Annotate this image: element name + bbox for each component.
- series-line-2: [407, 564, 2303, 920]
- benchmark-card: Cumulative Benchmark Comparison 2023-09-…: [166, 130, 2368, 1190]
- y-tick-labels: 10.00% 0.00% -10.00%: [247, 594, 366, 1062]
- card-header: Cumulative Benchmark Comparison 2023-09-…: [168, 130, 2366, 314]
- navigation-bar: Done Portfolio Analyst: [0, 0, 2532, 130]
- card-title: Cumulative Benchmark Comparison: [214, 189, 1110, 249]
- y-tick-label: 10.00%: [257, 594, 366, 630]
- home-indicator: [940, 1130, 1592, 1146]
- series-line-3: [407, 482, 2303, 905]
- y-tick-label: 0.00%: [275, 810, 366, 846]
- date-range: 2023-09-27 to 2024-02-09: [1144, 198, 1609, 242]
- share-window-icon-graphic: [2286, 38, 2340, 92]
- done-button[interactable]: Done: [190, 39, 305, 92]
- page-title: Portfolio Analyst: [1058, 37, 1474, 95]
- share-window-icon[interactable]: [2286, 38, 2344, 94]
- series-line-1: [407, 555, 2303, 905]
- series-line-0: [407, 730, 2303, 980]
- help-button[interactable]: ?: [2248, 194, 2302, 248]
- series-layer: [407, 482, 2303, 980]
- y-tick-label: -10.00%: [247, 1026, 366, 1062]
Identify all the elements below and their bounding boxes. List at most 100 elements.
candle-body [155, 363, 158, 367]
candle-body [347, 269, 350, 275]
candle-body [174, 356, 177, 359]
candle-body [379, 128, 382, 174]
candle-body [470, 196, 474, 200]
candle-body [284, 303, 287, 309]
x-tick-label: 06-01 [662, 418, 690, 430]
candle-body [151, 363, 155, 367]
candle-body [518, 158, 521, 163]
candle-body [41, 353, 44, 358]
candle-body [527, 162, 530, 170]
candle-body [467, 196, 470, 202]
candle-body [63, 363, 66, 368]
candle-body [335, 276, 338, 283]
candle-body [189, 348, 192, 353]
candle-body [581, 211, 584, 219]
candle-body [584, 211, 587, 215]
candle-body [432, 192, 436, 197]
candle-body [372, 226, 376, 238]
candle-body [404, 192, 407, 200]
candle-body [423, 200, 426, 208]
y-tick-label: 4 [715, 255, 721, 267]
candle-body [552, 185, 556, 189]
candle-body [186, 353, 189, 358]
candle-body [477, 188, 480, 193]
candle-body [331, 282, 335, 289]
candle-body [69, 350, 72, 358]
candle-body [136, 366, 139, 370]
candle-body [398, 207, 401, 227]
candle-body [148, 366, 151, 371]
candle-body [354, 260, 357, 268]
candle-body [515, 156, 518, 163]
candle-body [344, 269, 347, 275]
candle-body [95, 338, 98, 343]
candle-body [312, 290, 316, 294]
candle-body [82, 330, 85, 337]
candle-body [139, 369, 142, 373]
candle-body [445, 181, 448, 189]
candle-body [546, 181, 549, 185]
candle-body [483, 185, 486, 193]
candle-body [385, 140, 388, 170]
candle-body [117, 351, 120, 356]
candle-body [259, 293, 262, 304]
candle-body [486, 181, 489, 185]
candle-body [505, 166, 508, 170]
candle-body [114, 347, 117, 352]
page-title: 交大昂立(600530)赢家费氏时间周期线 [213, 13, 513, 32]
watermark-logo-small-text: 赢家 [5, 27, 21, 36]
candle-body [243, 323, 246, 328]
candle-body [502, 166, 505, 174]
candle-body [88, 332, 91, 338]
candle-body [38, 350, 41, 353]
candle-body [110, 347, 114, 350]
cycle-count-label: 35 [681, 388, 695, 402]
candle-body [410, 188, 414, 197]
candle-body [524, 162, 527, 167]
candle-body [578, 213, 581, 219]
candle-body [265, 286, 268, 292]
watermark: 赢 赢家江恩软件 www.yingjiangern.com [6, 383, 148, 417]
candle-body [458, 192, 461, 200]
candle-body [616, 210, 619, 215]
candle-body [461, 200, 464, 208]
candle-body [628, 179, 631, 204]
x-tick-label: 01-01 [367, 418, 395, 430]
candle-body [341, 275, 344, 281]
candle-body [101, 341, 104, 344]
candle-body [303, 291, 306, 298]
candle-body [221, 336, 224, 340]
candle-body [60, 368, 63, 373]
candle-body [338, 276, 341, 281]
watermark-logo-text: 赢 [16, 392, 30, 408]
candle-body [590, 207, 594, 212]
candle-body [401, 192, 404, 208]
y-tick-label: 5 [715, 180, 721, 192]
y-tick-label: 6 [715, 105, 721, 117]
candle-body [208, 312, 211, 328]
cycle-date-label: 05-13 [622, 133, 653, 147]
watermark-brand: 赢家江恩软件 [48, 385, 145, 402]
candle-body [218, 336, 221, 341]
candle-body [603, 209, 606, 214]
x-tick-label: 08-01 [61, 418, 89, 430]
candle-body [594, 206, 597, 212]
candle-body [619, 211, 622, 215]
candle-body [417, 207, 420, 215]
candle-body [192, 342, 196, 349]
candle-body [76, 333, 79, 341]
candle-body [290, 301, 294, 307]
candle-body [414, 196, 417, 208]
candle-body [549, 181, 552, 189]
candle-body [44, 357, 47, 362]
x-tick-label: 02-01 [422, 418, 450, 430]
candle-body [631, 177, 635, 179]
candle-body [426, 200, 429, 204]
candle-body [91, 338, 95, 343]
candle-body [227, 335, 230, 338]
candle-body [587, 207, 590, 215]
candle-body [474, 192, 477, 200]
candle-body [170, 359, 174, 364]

• • • • • • •

» Your goal
Please return all of the lines above verbatim, from the first one through the last, with nothing changed.

» Full answer
Annotate this image: element name + bbox for each component.
- series-line-2: [407, 564, 2303, 920]
- benchmark-card: Cumulative Benchmark Comparison 2023-09-…: [166, 130, 2368, 1190]
- y-tick-labels: 10.00% 0.00% -10.00%: [247, 594, 366, 1062]
- card-header: Cumulative Benchmark Comparison 2023-09-…: [168, 130, 2366, 314]
- navigation-bar: Done Portfolio Analyst: [0, 0, 2532, 130]
- card-title: Cumulative Benchmark Comparison: [214, 189, 1110, 249]
- y-tick-label: 10.00%: [257, 594, 366, 630]
- home-indicator: [940, 1130, 1592, 1146]
- series-line-3: [407, 482, 2303, 905]
- y-tick-label: 0.00%: [275, 810, 366, 846]
- date-range: 2023-09-27 to 2024-02-09: [1144, 198, 1609, 242]
- share-window-icon-graphic: [2286, 38, 2340, 92]
- done-button[interactable]: Done: [190, 39, 305, 92]
- page-title: Portfolio Analyst: [1058, 37, 1474, 95]
- share-window-icon[interactable]: [2286, 38, 2344, 94]
- series-line-1: [407, 555, 2303, 905]
- series-line-0: [407, 730, 2303, 980]
- help-button[interactable]: ?: [2248, 194, 2302, 248]
- series-layer: [407, 482, 2303, 980]
- y-tick-label: -10.00%: [247, 1026, 366, 1062]
Identify all the elements below and their bounding boxes. List at most 100 elements.
candle-body [155, 363, 158, 367]
candle-body [347, 269, 350, 275]
candle-body [174, 356, 177, 359]
candle-body [379, 128, 382, 174]
candle-body [470, 196, 474, 200]
candle-body [284, 303, 287, 309]
x-tick-label: 06-01 [662, 418, 690, 430]
candle-body [151, 363, 155, 367]
candle-body [518, 158, 521, 163]
candle-body [41, 353, 44, 358]
candle-body [527, 162, 530, 170]
candle-body [467, 196, 470, 202]
candle-body [63, 363, 66, 368]
candle-body [335, 276, 338, 283]
candle-body [189, 348, 192, 353]
candle-body [581, 211, 584, 219]
candle-body [584, 211, 587, 215]
candle-body [432, 192, 436, 197]
candle-body [372, 226, 376, 238]
candle-body [404, 192, 407, 200]
candle-body [423, 200, 426, 208]
y-tick-label: 4 [715, 255, 721, 267]
candle-body [552, 185, 556, 189]
candle-body [186, 353, 189, 358]
candle-body [477, 188, 480, 193]
candle-body [331, 282, 335, 289]
candle-body [69, 350, 72, 358]
candle-body [136, 366, 139, 370]
candle-body [398, 207, 401, 227]
candle-body [148, 366, 151, 371]
candle-body [354, 260, 357, 268]
candle-body [515, 156, 518, 163]
candle-body [344, 269, 347, 275]
candle-body [95, 338, 98, 343]
candle-body [312, 290, 316, 294]
candle-body [82, 330, 85, 337]
candle-body [139, 369, 142, 373]
candle-body [445, 181, 448, 189]
candle-body [546, 181, 549, 185]
candle-body [483, 185, 486, 193]
candle-body [385, 140, 388, 170]
candle-body [117, 351, 120, 356]
candle-body [259, 293, 262, 304]
candle-body [486, 181, 489, 185]
candle-body [505, 166, 508, 170]
candle-body [114, 347, 117, 352]
page-title: 交大昂立(600530)赢家费氏时间周期线 [213, 13, 513, 32]
watermark-logo-small-text: 赢家 [5, 27, 21, 36]
candle-body [243, 323, 246, 328]
candle-body [502, 166, 505, 174]
candle-body [88, 332, 91, 338]
candle-body [38, 350, 41, 353]
candle-body [110, 347, 114, 350]
cycle-count-label: 35 [681, 388, 695, 402]
candle-body [410, 188, 414, 197]
candle-body [524, 162, 527, 167]
candle-body [578, 213, 581, 219]
candle-body [265, 286, 268, 292]
watermark: 赢 赢家江恩软件 www.yingjiangern.com [6, 383, 148, 417]
candle-body [458, 192, 461, 200]
candle-body [616, 210, 619, 215]
candle-body [461, 200, 464, 208]
candle-body [628, 179, 631, 204]
x-tick-label: 01-01 [367, 418, 395, 430]
candle-body [341, 275, 344, 281]
candle-body [101, 341, 104, 344]
candle-body [303, 291, 306, 298]
candle-body [221, 336, 224, 340]
candle-body [60, 368, 63, 373]
candle-body [338, 276, 341, 281]
watermark-logo-text: 赢 [16, 392, 30, 408]
candle-body [590, 207, 594, 212]
candle-body [401, 192, 404, 208]
y-tick-label: 5 [715, 180, 721, 192]
y-tick-label: 6 [715, 105, 721, 117]
candle-body [208, 312, 211, 328]
cycle-date-label: 05-13 [622, 133, 653, 147]
watermark-brand: 赢家江恩软件 [48, 385, 145, 402]
candle-body [218, 336, 221, 341]
candle-body [603, 209, 606, 214]
x-tick-label: 08-01 [61, 418, 89, 430]
candle-body [594, 206, 597, 212]
candle-body [619, 211, 622, 215]
candle-body [417, 207, 420, 215]
candle-body [192, 342, 196, 349]
candle-body [76, 333, 79, 341]
candle-body [290, 301, 294, 307]
candle-body [414, 196, 417, 208]
candle-body [549, 181, 552, 189]
candle-body [44, 357, 47, 362]
x-tick-label: 02-01 [422, 418, 450, 430]
candle-body [631, 177, 635, 179]
candle-body [426, 200, 429, 204]
candle-body [91, 338, 95, 343]
candle-body [227, 335, 230, 338]
candle-body [587, 207, 590, 215]
candle-body [474, 192, 477, 200]
candle-body [170, 359, 174, 364]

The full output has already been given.